Given problem:
Every entry must be given again exactly.

start

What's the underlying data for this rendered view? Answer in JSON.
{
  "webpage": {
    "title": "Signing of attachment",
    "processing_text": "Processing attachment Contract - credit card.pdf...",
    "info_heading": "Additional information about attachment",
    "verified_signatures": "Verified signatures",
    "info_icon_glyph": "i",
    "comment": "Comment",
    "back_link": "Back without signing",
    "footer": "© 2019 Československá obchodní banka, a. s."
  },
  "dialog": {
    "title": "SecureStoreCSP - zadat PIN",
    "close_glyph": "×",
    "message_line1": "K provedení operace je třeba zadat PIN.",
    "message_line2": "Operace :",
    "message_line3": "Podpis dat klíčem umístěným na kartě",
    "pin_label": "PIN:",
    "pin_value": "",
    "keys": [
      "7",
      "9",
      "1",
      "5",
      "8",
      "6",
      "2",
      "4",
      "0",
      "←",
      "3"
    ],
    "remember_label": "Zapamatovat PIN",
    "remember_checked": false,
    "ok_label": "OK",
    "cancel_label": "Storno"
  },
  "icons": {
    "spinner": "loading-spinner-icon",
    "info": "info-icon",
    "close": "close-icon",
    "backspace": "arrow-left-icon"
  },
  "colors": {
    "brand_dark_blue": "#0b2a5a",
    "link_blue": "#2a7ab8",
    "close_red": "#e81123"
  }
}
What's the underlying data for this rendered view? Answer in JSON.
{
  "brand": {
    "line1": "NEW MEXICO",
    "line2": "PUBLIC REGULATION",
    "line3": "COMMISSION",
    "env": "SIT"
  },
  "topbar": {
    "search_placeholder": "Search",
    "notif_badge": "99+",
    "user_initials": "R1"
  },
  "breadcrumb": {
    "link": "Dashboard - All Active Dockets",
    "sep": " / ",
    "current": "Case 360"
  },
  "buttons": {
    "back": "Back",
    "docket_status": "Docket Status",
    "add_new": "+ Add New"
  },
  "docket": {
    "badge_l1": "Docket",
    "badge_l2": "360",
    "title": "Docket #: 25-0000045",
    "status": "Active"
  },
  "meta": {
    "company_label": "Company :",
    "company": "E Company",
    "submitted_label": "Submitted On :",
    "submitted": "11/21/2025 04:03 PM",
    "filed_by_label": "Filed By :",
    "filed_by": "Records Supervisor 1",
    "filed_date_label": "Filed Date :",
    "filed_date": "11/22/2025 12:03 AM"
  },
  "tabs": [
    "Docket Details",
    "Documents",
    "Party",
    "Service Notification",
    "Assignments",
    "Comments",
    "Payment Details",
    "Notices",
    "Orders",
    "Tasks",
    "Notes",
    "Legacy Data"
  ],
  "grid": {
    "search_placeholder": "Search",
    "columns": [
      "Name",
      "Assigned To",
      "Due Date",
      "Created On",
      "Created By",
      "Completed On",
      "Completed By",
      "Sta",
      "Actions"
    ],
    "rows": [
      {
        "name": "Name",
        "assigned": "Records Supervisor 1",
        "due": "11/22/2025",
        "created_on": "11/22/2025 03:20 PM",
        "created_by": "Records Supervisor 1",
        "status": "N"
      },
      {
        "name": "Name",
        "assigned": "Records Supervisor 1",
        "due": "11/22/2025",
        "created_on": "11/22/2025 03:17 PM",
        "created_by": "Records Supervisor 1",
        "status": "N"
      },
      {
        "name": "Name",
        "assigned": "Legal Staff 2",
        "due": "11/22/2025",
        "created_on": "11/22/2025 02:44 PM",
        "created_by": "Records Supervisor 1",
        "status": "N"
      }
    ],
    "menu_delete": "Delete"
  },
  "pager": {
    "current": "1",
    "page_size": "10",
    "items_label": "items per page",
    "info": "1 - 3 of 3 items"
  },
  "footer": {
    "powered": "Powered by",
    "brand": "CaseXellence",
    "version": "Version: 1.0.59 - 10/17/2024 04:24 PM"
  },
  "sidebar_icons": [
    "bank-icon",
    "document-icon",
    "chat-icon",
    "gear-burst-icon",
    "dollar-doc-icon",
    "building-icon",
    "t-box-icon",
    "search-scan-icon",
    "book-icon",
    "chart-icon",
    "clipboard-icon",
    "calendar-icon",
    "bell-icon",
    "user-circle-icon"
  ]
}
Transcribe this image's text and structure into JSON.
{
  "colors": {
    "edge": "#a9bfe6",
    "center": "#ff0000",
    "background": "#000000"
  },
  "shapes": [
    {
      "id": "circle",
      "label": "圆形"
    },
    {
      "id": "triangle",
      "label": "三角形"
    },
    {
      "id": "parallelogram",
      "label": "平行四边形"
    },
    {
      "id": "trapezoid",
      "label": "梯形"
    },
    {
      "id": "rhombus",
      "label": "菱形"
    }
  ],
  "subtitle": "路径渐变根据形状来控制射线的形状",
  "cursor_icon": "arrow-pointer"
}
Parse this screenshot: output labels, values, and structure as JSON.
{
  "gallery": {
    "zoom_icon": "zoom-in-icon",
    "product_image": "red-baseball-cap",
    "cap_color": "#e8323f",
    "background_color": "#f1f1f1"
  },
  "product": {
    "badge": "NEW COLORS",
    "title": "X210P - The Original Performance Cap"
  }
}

end

Solved problem:
What's the underlying data for this rendered view? Answer in JSON.
{
  "webpage": {
    "title": "Signing of attachment",
    "processing_text": "Processing attachment Contract - credit card.pdf...",
    "info_heading": "Additional information about attachment",
    "verified_signatures": "Verified signatures",
    "info_icon_glyph": "i",
    "comment": "Comment",
    "back_link": "Back without signing",
    "footer": "© 2019 Československá obchodní banka, a. s."
  },
  "dialog": {
    "title": "SecureStoreCSP - zadat PIN",
    "close_glyph": "×",
    "message_line1": "K provedení operace je třeba zadat PIN.",
    "message_line2": "Operace :",
    "message_line3": "Podpis dat klíčem umístěným na kartě",
    "pin_label": "PIN:",
    "pin_value": "",
    "keys": [
      "7",
      "9",
      "1",
      "5",
      "8",
      "6",
      "2",
      "4",
      "0",
      "←",
      "3"
    ],
    "remember_label": "Zapamatovat PIN",
    "remember_checked": false,
    "ok_label": "OK",
    "cancel_label": "Storno"
  },
  "icons": {
    "spinner": "loading-spinner-icon",
    "info": "info-icon",
    "close": "close-icon",
    "backspace": "arrow-left-icon"
  },
  "colors": {
    "brand_dark_blue": "#0b2a5a",
    "link_blue": "#2a7ab8",
    "close_red": "#e81123"
  }
}
What's the underlying data for this rendered view? Answer in JSON.
{
  "brand": {
    "line1": "NEW MEXICO",
    "line2": "PUBLIC REGULATION",
    "line3": "COMMISSION",
    "env": "SIT"
  },
  "topbar": {
    "search_placeholder": "Search",
    "notif_badge": "99+",
    "user_initials": "R1"
  },
  "breadcrumb": {
    "link": "Dashboard - All Active Dockets",
    "sep": " / ",
    "current": "Case 360"
  },
  "buttons": {
    "back": "Back",
    "docket_status": "Docket Status",
    "add_new": "+ Add New"
  },
  "docket": {
    "badge_l1": "Docket",
    "badge_l2": "360",
    "title": "Docket #: 25-0000045",
    "status": "Active"
  },
  "meta": {
    "company_label": "Company :",
    "company": "E Company",
    "submitted_label": "Submitted On :",
    "submitted": "11/21/2025 04:03 PM",
    "filed_by_label": "Filed By :",
    "filed_by": "Records Supervisor 1",
    "filed_date_label": "Filed Date :",
    "filed_date": "11/22/2025 12:03 AM"
  },
  "tabs": [
    "Docket Details",
    "Documents",
    "Party",
    "Service Notification",
    "Assignments",
    "Comments",
    "Payment Details",
    "Notices",
    "Orders",
    "Tasks",
    "Notes",
    "Legacy Data"
  ],
  "grid": {
    "search_placeholder": "Search",
    "columns": [
      "Name",
      "Assigned To",
      "Due Date",
      "Created On",
      "Created By",
      "Completed On",
      "Completed By",
      "Sta",
      "Actions"
    ],
    "rows": [
      {
        "name": "Name",
        "assigned": "Records Supervisor 1",
        "due": "11/22/2025",
        "created_on": "11/22/2025 03:20 PM",
        "created_by": "Records Supervisor 1",
        "status": "N"
      },
      {
        "name": "Name",
        "assigned": "Records Supervisor 1",
        "due": "11/22/2025",
        "created_on": "11/22/2025 03:17 PM",
        "created_by": "Records Supervisor 1",
        "status": "N"
      },
      {
        "name": "Name",
        "assigned": "Legal Staff 2",
        "due": "11/22/2025",
        "created_on": "11/22/2025 02:44 PM",
        "created_by": "Records Supervisor 1",
        "status": "N"
      }
    ],
    "menu_delete": "Delete"
  },
  "pager": {
    "current": "1",
    "page_size": "10",
    "items_label": "items per page",
    "info": "1 - 3 of 3 items"
  },
  "footer": {
    "powered": "Powered by",
    "brand": "CaseXellence",
    "version": "Version: 1.0.59 - 10/17/2024 04:24 PM"
  },
  "sidebar_icons": [
    "bank-icon",
    "document-icon",
    "chat-icon",
    "gear-burst-icon",
    "dollar-doc-icon",
    "building-icon",
    "t-box-icon",
    "search-scan-icon",
    "book-icon",
    "chart-icon",
    "clipboard-icon",
    "calendar-icon",
    "bell-icon",
    "user-circle-icon"
  ]
}
Transcribe this image's text and structure into JSON.
{
  "colors": {
    "edge": "#a9bfe6",
    "center": "#ff0000",
    "background": "#000000"
  },
  "shapes": [
    {
      "id": "circle",
      "label": "圆形"
    },
    {
      "id": "triangle",
      "label": "三角形"
    },
    {
      "id": "parallelogram",
      "label": "平行四边形"
    },
    {
      "id": "trapezoid",
      "label": "梯形"
    },
    {
      "id": "rhombus",
      "label": "菱形"
    }
  ],
  "subtitle": "路径渐变根据形状来控制射线的形状",
  "cursor_icon": "arrow-pointer"
}
Parse this screenshot: output labels, values, and structure as JSON.
{
  "gallery": {
    "zoom_icon": "zoom-in-icon",
    "product_image": "red-baseball-cap",
    "cap_color": "#e8323f",
    "background_color": "#f1f1f1"
  },
  "product": {
    "badge": "NEW COLORS",
    "title": "X210P - The Original Performance Cap"
  }
}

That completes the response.